***** Records shown
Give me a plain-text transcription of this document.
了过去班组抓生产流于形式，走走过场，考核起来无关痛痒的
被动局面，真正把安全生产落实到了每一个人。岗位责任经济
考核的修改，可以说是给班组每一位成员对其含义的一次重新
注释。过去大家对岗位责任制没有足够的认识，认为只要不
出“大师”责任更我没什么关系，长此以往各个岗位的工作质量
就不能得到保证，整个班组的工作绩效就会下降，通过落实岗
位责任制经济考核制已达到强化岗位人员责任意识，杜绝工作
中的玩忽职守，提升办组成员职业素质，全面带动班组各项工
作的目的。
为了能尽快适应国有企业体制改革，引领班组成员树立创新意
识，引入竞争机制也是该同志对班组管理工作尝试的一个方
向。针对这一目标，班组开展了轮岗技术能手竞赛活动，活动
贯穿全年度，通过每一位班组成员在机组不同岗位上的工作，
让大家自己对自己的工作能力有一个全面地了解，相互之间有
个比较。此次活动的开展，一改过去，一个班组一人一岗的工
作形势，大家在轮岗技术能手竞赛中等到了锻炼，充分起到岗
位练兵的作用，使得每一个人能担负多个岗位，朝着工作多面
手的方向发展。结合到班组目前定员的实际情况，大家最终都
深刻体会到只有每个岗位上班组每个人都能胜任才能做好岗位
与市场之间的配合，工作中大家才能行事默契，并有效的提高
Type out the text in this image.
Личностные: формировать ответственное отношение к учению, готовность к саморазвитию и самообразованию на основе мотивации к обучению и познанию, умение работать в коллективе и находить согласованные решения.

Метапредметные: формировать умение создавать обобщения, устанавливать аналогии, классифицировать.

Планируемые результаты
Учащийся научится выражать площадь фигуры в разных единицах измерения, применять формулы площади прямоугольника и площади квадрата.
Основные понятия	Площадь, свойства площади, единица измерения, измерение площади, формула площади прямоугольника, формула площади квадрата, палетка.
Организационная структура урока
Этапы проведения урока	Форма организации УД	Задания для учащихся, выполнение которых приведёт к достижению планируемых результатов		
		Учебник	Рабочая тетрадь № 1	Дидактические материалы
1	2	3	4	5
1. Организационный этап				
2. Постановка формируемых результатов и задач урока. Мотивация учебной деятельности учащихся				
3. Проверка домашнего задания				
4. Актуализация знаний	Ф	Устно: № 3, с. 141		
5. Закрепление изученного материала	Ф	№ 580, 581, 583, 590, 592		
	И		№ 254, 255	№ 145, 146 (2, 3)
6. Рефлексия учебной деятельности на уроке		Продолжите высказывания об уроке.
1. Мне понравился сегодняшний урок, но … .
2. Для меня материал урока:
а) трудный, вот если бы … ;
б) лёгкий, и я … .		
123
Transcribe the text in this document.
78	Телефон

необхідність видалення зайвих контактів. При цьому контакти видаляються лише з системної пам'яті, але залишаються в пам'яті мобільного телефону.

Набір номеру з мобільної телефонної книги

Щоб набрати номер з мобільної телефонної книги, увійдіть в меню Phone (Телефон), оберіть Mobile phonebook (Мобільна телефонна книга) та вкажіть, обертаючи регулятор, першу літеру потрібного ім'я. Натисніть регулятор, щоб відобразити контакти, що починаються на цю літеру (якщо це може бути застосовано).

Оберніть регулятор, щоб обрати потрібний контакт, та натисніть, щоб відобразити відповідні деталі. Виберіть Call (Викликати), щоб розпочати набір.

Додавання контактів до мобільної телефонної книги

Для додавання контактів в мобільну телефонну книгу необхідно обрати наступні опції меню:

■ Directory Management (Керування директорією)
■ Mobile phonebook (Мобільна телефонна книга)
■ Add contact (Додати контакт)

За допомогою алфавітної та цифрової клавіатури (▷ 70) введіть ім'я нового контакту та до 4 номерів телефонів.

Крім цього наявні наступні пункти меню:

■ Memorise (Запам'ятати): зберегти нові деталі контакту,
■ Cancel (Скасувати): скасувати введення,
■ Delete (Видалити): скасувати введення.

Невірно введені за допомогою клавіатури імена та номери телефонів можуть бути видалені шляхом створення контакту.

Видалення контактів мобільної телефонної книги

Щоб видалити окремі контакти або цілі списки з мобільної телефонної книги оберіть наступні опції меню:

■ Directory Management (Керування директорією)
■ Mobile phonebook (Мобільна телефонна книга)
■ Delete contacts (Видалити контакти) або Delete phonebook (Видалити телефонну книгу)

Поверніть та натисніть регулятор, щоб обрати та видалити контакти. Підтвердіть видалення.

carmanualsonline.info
**********
» **Instructions to follow**:
Copy out each line above, character for character.

» **Output of the task**:
Give me a plain-text transcription of this document.
了过去班组抓生产流于形式，走走过场，考核起来无关痛痒的
被动局面，真正把安全生产落实到了每一个人。岗位责任经济
考核的修改，可以说是给班组每一位成员对其含义的一次重新
注释。过去大家对岗位责任制没有足够的认识，认为只要不
出“大师”责任更我没什么关系，长此以往各个岗位的工作质量
就不能得到保证，整个班组的工作绩效就会下降，通过落实岗
位责任制经济考核制已达到强化岗位人员责任意识，杜绝工作
中的玩忽职守，提升办组成员职业素质，全面带动班组各项工
作的目的。
为了能尽快适应国有企业体制改革，引领班组成员树立创新意
识，引入竞争机制也是该同志对班组管理工作尝试的一个方
向。针对这一目标，班组开展了轮岗技术能手竞赛活动，活动
贯穿全年度，通过每一位班组成员在机组不同岗位上的工作，
让大家自己对自己的工作能力有一个全面地了解，相互之间有
个比较。此次活动的开展，一改过去，一个班组一人一岗的工
作形势，大家在轮岗技术能手竞赛中等到了锻炼，充分起到岗
位练兵的作用，使得每一个人能担负多个岗位，朝着工作多面
手的方向发展。结合到班组目前定员的实际情况，大家最终都
深刻体会到只有每个岗位上班组每个人都能胜任才能做好岗位
与市场之间的配合，工作中大家才能行事默契，并有效的提高
Type out the text in this image.
Личностные: формировать ответственное отношение к учению, готовность к саморазвитию и самообразованию на основе мотивации к обучению и познанию, умение работать в коллективе и находить согласованные решения.

Метапредметные: формировать умение создавать обобщения, устанавливать аналогии, классифицировать.

Планируемые результаты
Учащийся научится выражать площадь фигуры в разных единицах измерения, применять формулы площади прямоугольника и площади квадрата.
Основные понятия	Площадь, свойства площади, единица измерения, измерение площади, формула площади прямоугольника, формула площади квадрата, палетка.
Организационная структура урока
Этапы проведения урока	Форма организации УД	Задания для учащихся, выполнение которых приведёт к достижению планируемых результатов		
		Учебник	Рабочая тетрадь № 1	Дидактические материалы
1	2	3	4	5
1. Организационный этап				
2. Постановка формируемых результатов и задач урока. Мотивация учебной деятельности учащихся				
3. Проверка домашнего задания				
4. Актуализация знаний	Ф	Устно: № 3, с. 141		
5. Закрепление изученного материала	Ф	№ 580, 581, 583, 590, 592		
	И		№ 254, 255	№ 145, 146 (2, 3)
6. Рефлексия учебной деятельности на уроке		Продолжите высказывания об уроке.
1. Мне понравился сегодняшний урок, но … .
2. Для меня материал урока:
а) трудный, вот если бы … ;
б) лёгкий, и я … .		
123
Transcribe the text in this document.
78	Телефон

необхідність видалення зайвих контактів. При цьому контакти видаляються лише з системної пам'яті, але залишаються в пам'яті мобільного телефону.

Набір номеру з мобільної телефонної книги

Щоб набрати номер з мобільної телефонної книги, увійдіть в меню Phone (Телефон), оберіть Mobile phonebook (Мобільна телефонна книга) та вкажіть, обертаючи регулятор, першу літеру потрібного ім'я. Натисніть регулятор, щоб відобразити контакти, що починаються на цю літеру (якщо це може бути застосовано).

Оберніть регулятор, щоб обрати потрібний контакт, та натисніть, щоб відобразити відповідні деталі. Виберіть Call (Викликати), щоб розпочати набір.

Додавання контактів до мобільної телефонної книги

Для додавання контактів в мобільну телефонну книгу необхідно обрати наступні опції меню:

■ Directory Management (Керування директорією)
■ Mobile phonebook (Мобільна телефонна книга)
■ Add contact (Додати контакт)

За допомогою алфавітної та цифрової клавіатури (▷ 70) введіть ім'я нового контакту та до 4 номерів телефонів.

Крім цього наявні наступні пункти меню:

■ Memorise (Запам'ятати): зберегти нові деталі контакту,
■ Cancel (Скасувати): скасувати введення,
■ Delete (Видалити): скасувати введення.

Невірно введені за допомогою клавіатури імена та номери телефонів можуть бути видалені шляхом створення контакту.

Видалення контактів мобільної телефонної книги

Щоб видалити окремі контакти або цілі списки з мобільної телефонної книги оберіть наступні опції меню:

■ Directory Management (Керування директорією)
■ Mobile phonebook (Мобільна телефонна книга)
■ Delete contacts (Видалити контакти) або Delete phonebook (Видалити телефонну книгу)

Поверніть та натисніть регулятор, щоб обрати та видалити контакти. Підтвердіть видалення.

carmanualsonline.info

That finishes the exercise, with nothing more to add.